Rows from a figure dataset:

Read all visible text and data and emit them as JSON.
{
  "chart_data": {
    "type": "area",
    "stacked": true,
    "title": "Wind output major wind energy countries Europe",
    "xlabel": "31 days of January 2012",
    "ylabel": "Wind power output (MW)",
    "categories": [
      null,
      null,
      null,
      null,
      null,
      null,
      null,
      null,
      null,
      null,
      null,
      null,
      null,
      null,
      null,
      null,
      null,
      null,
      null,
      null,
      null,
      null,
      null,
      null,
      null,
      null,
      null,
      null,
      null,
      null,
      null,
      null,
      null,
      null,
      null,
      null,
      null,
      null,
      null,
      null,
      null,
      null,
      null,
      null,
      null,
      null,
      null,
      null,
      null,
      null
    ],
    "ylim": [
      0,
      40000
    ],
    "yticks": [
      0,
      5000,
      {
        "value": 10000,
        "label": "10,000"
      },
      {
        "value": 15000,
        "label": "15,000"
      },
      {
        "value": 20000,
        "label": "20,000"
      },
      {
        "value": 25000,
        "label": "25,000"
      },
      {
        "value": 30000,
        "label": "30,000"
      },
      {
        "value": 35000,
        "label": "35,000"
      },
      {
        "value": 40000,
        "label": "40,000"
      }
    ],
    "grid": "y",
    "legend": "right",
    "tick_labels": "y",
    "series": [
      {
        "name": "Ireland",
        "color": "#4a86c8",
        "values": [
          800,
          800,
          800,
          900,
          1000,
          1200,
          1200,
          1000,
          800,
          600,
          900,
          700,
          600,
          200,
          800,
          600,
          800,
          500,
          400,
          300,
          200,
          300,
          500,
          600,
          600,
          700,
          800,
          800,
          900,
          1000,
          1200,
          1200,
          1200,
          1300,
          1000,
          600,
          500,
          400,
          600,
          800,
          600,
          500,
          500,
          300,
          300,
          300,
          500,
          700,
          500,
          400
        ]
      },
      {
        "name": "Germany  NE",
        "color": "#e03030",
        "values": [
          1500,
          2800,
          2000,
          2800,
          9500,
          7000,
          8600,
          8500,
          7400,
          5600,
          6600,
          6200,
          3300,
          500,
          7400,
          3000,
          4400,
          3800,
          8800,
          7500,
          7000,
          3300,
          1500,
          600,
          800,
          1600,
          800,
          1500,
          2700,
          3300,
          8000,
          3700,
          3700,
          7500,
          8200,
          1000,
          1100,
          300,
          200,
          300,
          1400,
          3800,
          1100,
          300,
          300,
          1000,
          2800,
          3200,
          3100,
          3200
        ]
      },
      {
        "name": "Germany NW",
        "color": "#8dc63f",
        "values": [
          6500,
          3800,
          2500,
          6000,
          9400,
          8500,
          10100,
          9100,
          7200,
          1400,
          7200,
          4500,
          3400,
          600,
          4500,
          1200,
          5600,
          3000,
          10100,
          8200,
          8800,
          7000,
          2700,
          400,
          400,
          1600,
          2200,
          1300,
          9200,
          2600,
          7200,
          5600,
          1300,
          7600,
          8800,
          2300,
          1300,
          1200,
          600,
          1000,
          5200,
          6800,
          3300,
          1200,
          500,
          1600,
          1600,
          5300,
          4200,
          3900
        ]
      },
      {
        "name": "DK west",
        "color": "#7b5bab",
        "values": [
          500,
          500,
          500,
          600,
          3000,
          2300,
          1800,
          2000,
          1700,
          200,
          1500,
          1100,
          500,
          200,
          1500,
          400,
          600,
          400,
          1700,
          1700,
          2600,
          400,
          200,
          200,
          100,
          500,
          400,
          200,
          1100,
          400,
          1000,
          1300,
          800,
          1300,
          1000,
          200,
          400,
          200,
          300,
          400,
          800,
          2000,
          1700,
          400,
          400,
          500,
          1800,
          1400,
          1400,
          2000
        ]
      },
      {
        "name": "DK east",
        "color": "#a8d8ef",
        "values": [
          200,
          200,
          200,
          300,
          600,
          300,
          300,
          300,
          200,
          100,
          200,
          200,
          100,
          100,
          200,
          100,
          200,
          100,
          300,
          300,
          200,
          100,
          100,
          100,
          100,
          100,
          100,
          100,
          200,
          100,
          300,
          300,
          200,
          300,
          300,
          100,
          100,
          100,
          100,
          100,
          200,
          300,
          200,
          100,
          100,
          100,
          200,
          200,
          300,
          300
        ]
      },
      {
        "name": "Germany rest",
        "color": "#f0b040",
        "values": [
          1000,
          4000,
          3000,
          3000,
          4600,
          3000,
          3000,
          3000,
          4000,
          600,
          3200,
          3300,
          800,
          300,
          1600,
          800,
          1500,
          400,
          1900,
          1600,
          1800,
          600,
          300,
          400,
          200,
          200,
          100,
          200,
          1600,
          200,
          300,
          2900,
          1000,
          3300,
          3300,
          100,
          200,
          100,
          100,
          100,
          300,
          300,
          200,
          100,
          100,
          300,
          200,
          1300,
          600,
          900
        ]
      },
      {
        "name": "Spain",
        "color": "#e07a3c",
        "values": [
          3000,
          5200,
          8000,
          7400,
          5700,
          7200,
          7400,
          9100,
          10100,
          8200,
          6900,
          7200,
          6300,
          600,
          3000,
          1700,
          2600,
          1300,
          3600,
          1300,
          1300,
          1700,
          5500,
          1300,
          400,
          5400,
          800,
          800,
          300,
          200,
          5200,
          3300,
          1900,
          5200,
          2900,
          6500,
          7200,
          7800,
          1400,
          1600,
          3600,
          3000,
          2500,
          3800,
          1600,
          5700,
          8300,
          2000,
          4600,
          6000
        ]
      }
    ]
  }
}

• Description of the task: Using the listing above, reproduce each line without omission.

• Full answer:
Read all visible text and data and emit them as JSON.
{
  "chart_data": {
    "type": "area",
    "stacked": true,
    "title": "Wind output major wind energy countries Europe",
    "xlabel": "31 days of January 2012",
    "ylabel": "Wind power output (MW)",
    "categories": [
      null,
      null,
      null,
      null,
      null,
      null,
      null,
      null,
      null,
      null,
      null,
      null,
      null,
      null,
      null,
      null,
      null,
      null,
      null,
      null,
      null,
      null,
      null,
      null,
      null,
      null,
      null,
      null,
      null,
      null,
      null,
      null,
      null,
      null,
      null,
      null,
      null,
      null,
      null,
      null,
      null,
      null,
      null,
      null,
      null,
      null,
      null,
      null,
      null,
      null
    ],
    "ylim": [
      0,
      40000
    ],
    "yticks": [
      0,
      5000,
      {
        "value": 10000,
        "label": "10,000"
      },
      {
        "value": 15000,
        "label": "15,000"
      },
      {
        "value": 20000,
        "label": "20,000"
      },
      {
        "value": 25000,
        "label": "25,000"
      },
      {
        "value": 30000,
        "label": "30,000"
      },
      {
        "value": 35000,
        "label": "35,000"
      },
      {
        "value": 40000,
        "label": "40,000"
      }
    ],
    "grid": "y",
    "legend": "right",
    "tick_labels": "y",
    "series": [
      {
        "name": "Ireland",
        "color": "#4a86c8",
        "values": [
          800,
          800,
          800,
          900,
          1000,
          1200,
          1200,
          1000,
          800,
          600,
          900,
          700,
          600,
          200,
          800,
          600,
          800,
          500,
          400,
          300,
          200,
          300,
          500,
          600,
          600,
          700,
          800,
          800,
          900,
          1000,
          1200,
          1200,
          1200,
          1300,
          1000,
          600,
          500,
          400,
          600,
          800,
          600,
          500,
          500,
          300,
          300,
          300,
          500,
          700,
          500,
          400
        ]
      },
      {
        "name": "Germany  NE",
        "color": "#e03030",
        "values": [
          1500,
          2800,
          2000,
          2800,
          9500,
          7000,
          8600,
          8500,
          7400,
          5600,
          6600,
          6200,
          3300,
          500,
          7400,
          3000,
          4400,
          3800,
          8800,
          7500,
          7000,
          3300,
          1500,
          600,
          800,
          1600,
          800,
          1500,
          2700,
          3300,
          8000,
          3700,
          3700,
          7500,
          8200,
          1000,
          1100,
          300,
          200,
          300,
          1400,
          3800,
          1100,
          300,
          300,
          1000,
          2800,
          3200,
          3100,
          3200
        ]
      },
      {
        "name": "Germany NW",
        "color": "#8dc63f",
        "values": [
          6500,
          3800,
          2500,
          6000,
          9400,
          8500,
          10100,
          9100,
          7200,
          1400,
          7200,
          4500,
          3400,
          600,
          4500,
          1200,
          5600,
          3000,
          10100,
          8200,
          8800,
          7000,
          2700,
          400,
          400,
          1600,
          2200,
          1300,
          9200,
          2600,
          7200,
          5600,
          1300,
          7600,
          8800,
          2300,
          1300,
          1200,
          600,
          1000,
          5200,
          6800,
          3300,
          1200,
          500,
          1600,
          1600,
          5300,
          4200,
          3900
        ]
      },
      {
        "name": "DK west",
        "color": "#7b5bab",
        "values": [
          500,
          500,
          500,
          600,
          3000,
          2300,
          1800,
          2000,
          1700,
          200,
          1500,
          1100,
          500,
          200,
          1500,
          400,
          600,
          400,
          1700,
          1700,
          2600,
          400,
          200,
          200,
          100,
          500,
          400,
          200,
          1100,
          400,
          1000,
          1300,
          800,
          1300,
          1000,
          200,
          400,
          200,
          300,
          400,
          800,
          2000,
          1700,
          400,
          400,
          500,
          1800,
          1400,
          1400,
          2000
        ]
      },
      {
        "name": "DK east",
        "color": "#a8d8ef",
        "values": [
          200,
          200,
          200,
          300,
          600,
          300,
          300,
          300,
          200,
          100,
          200,
          200,
          100,
          100,
          200,
          100,
          200,
          100,
          300,
          300,
          200,
          100,
          100,
          100,
          100,
          100,
          100,
          100,
          200,
          100,
          300,
          300,
          200,
          300,
          300,
          100,
          100,
          100,
          100,
          100,
          200,
          300,
          200,
          100,
          100,
          100,
          200,
          200,
          300,
          300
        ]
      },
      {
        "name": "Germany rest",
        "color": "#f0b040",
        "values": [
          1000,
          4000,
          3000,
          3000,
          4600,
          3000,
          3000,
          3000,
          4000,
          600,
          3200,
          3300,
          800,
          300,
          1600,
          800,
          1500,
          400,
          1900,
          1600,
          1800,
          600,
          300,
          400,
          200,
          200,
          100,
          200,
          1600,
          200,
          300,
          2900,
          1000,
          3300,
          3300,
          100,
          200,
          100,
          100,
          100,
          300,
          300,
          200,
          100,
          100,
          300,
          200,
          1300,
          600,
          900
        ]
      },
      {
        "name": "Spain",
        "color": "#e07a3c",
        "values": [
          3000,
          5200,
          8000,
          7400,
          5700,
          7200,
          7400,
          9100,
          10100,
          8200,
          6900,
          7200,
          6300,
          600,
          3000,
          1700,
          2600,
          1300,
          3600,
          1300,
          1300,
          1700,
          5500,
          1300,
          400,
          5400,
          800,
          800,
          300,
          200,
          5200,
          3300,
          1900,
          5200,
          2900,
          6500,
          7200,
          7800,
          1400,
          1600,
          3600,
          3000,
          2500,
          3800,
          1600,
          5700,
          8300,
          2000,
          4600,
          6000
        ]
      }
    ]
  }
}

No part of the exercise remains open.